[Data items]
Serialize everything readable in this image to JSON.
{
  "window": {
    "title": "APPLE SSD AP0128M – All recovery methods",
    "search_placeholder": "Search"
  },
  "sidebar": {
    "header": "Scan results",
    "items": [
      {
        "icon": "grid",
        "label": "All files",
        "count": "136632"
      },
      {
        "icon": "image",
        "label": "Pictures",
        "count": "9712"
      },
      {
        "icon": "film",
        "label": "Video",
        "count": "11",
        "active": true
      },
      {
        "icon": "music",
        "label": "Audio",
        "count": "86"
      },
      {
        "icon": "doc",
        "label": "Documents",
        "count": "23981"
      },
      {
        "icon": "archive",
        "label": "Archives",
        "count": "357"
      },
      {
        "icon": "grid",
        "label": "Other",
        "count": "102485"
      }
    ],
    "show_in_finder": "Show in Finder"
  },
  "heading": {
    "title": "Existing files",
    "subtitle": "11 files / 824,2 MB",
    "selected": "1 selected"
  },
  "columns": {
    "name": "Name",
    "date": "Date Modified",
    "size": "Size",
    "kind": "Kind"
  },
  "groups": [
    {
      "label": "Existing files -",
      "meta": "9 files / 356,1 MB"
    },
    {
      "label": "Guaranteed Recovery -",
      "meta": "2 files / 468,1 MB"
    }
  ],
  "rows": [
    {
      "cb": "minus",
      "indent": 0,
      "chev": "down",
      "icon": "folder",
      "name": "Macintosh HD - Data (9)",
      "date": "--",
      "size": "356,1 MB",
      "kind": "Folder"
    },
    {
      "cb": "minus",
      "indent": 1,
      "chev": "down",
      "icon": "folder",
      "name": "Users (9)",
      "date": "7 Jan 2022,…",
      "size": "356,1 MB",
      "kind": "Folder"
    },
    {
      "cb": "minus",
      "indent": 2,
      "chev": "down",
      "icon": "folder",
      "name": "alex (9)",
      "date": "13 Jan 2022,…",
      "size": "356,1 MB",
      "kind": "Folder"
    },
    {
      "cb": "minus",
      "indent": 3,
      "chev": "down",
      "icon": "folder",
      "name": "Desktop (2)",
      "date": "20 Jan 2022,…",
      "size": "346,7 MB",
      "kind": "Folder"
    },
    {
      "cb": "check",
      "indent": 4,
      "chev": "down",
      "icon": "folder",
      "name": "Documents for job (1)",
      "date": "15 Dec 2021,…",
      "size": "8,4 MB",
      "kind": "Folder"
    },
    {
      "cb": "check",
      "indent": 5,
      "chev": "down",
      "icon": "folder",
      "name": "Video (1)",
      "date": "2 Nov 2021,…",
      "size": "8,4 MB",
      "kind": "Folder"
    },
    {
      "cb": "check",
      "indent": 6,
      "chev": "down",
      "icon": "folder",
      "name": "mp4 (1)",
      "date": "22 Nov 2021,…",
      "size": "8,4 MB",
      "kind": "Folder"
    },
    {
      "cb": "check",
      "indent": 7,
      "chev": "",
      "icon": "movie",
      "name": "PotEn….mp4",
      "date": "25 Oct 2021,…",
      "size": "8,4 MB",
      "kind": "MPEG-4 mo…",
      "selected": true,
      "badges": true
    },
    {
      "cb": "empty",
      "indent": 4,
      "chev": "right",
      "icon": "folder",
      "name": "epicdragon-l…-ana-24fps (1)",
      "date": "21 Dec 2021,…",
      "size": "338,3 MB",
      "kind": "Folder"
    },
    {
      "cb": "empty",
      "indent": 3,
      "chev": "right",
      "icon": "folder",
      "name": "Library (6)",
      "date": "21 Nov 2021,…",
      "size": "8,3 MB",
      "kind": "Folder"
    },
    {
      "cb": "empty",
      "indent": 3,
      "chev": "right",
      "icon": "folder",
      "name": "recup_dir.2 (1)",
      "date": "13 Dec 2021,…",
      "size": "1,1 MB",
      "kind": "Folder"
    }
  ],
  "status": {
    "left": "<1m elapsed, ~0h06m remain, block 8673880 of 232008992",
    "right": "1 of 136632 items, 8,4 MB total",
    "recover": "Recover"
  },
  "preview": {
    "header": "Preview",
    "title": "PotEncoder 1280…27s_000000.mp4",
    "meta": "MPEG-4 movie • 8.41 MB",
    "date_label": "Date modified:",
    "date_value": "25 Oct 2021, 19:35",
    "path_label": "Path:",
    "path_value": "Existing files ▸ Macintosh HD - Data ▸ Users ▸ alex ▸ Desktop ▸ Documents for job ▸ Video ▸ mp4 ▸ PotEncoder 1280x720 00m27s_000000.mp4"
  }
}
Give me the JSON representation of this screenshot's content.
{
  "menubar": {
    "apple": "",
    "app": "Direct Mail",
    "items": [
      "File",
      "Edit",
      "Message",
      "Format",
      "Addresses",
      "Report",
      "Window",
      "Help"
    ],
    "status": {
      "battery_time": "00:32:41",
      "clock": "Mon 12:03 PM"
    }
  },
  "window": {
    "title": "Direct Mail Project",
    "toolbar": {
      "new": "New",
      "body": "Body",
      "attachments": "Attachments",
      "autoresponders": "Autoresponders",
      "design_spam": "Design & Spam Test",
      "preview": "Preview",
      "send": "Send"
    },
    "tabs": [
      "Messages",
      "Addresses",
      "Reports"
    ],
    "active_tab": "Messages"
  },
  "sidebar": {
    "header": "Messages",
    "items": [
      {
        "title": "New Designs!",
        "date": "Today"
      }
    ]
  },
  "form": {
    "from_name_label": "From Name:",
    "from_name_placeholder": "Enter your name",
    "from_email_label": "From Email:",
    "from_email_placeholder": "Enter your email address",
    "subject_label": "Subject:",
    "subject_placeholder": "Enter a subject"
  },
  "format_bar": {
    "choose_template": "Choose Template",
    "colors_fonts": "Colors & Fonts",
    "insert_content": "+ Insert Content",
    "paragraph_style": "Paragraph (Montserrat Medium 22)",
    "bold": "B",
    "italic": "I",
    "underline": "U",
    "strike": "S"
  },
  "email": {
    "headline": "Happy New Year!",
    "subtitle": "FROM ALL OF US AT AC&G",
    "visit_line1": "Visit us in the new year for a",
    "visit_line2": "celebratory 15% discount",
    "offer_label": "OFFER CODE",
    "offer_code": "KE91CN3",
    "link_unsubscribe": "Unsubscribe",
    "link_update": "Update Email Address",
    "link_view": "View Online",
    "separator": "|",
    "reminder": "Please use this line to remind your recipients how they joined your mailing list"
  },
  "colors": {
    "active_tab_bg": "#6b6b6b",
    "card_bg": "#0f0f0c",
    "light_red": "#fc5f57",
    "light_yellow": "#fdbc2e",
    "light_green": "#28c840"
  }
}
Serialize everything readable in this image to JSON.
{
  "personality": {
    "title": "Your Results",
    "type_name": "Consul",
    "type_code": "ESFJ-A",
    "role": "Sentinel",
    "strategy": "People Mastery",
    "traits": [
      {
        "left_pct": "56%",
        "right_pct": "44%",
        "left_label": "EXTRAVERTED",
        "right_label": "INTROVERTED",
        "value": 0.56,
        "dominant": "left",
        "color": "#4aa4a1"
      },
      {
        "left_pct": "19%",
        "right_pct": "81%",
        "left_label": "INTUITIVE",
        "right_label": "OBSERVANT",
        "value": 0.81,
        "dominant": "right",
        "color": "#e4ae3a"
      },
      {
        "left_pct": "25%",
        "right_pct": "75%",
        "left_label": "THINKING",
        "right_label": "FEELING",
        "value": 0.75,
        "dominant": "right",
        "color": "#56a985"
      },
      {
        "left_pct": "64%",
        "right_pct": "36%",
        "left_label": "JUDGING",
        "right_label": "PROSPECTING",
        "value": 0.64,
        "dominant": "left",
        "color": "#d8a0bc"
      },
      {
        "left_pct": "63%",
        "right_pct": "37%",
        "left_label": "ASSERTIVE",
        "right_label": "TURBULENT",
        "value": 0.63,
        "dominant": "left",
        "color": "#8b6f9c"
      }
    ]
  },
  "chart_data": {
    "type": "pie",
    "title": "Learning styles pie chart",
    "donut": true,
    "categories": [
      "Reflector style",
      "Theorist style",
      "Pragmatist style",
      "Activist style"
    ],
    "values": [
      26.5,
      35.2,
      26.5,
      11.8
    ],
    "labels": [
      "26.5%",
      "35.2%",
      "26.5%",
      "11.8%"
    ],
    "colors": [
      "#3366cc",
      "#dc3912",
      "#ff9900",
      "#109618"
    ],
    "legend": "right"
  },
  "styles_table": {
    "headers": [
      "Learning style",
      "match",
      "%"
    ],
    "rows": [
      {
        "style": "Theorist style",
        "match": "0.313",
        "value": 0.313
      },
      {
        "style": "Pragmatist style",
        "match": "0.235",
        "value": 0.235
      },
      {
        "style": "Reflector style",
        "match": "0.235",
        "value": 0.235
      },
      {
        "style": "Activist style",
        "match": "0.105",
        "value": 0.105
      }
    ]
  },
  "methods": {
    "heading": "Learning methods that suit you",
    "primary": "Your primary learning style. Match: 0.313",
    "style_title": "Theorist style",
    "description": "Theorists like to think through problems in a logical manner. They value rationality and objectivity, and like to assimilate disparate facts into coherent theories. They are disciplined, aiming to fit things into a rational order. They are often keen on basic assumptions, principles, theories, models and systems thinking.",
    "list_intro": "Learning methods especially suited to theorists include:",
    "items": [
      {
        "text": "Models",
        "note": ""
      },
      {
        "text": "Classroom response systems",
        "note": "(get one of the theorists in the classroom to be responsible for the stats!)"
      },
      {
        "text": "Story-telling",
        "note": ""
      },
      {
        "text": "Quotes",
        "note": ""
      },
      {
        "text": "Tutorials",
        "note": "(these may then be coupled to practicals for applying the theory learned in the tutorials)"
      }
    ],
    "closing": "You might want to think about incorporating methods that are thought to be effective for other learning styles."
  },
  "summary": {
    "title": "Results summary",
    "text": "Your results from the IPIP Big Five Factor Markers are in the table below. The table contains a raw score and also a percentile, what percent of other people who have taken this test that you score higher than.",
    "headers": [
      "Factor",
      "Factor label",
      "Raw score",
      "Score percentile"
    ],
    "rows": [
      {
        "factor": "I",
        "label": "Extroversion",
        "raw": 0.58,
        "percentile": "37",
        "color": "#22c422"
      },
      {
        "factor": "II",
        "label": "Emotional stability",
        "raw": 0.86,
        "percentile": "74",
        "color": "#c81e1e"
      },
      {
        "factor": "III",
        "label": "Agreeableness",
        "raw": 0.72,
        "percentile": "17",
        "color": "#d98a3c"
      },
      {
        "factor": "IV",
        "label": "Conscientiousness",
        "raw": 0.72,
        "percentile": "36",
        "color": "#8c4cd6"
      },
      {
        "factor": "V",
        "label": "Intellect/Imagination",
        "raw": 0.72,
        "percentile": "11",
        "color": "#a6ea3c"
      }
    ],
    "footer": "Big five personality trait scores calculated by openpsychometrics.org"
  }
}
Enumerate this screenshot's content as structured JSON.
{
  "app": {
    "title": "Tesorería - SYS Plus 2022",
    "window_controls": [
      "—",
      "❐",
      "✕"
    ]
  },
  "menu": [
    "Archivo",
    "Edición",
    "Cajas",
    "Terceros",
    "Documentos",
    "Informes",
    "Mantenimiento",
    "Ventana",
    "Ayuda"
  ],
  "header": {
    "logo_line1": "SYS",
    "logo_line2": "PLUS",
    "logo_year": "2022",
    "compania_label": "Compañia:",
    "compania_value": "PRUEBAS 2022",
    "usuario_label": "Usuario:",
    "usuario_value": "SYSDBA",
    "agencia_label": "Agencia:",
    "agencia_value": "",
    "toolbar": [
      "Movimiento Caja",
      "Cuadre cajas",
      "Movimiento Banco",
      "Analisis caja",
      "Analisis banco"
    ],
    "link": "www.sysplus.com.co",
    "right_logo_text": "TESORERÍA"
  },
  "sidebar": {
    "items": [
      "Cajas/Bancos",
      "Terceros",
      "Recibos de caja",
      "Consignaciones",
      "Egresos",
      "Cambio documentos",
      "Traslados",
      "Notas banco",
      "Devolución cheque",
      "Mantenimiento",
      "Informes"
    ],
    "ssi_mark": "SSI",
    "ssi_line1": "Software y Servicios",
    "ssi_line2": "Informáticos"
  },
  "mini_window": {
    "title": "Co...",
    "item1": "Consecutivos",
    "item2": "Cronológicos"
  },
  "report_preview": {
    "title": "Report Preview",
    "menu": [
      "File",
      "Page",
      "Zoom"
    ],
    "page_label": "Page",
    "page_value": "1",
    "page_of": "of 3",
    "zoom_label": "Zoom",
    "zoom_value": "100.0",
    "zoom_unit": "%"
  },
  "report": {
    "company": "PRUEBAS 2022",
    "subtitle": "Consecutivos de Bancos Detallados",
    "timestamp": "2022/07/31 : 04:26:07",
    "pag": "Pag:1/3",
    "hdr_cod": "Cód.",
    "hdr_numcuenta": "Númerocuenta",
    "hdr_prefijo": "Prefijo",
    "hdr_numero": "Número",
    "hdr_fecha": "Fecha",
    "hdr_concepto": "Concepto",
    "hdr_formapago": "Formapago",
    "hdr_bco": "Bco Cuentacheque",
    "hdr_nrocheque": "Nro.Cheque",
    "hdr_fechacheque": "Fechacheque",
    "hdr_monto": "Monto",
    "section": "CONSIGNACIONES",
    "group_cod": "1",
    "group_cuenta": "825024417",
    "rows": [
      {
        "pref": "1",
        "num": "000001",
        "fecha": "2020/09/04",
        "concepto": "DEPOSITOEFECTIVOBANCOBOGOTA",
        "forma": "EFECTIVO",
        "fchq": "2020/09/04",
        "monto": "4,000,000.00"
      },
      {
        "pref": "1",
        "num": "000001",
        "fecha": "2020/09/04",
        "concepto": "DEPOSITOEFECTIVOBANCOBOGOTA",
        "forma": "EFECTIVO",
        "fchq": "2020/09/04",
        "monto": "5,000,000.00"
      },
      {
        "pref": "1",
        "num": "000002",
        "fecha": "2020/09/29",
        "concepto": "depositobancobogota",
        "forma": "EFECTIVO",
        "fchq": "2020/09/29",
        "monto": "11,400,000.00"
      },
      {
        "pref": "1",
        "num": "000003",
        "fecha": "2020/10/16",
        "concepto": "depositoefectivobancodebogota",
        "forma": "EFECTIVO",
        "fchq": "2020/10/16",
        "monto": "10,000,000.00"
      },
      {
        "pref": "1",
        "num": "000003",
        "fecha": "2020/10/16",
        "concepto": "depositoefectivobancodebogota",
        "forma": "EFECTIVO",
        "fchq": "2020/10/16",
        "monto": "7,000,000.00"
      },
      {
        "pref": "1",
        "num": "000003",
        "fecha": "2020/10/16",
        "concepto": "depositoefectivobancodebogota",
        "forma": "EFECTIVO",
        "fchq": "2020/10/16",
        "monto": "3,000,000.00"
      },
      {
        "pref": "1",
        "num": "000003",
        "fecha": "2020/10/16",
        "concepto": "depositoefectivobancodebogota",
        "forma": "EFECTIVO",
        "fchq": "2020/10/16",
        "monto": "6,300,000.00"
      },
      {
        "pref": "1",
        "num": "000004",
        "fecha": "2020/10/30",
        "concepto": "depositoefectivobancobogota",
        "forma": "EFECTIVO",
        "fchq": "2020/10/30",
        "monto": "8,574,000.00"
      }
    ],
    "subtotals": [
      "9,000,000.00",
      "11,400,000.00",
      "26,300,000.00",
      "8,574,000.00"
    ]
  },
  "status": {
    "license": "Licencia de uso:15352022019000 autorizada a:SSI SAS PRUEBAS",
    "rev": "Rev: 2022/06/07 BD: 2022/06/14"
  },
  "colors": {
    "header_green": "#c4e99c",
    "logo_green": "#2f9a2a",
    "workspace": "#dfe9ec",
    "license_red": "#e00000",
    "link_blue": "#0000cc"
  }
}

#### [Written request]
Look for the word "meta" and return every line where it occurs.

#### [Exercise response]
      "meta": "9 files / 356,1 MB"
      "meta": "2 files / 468,1 MB"
    "meta": "MPEG-4 movie • 8.41 MB",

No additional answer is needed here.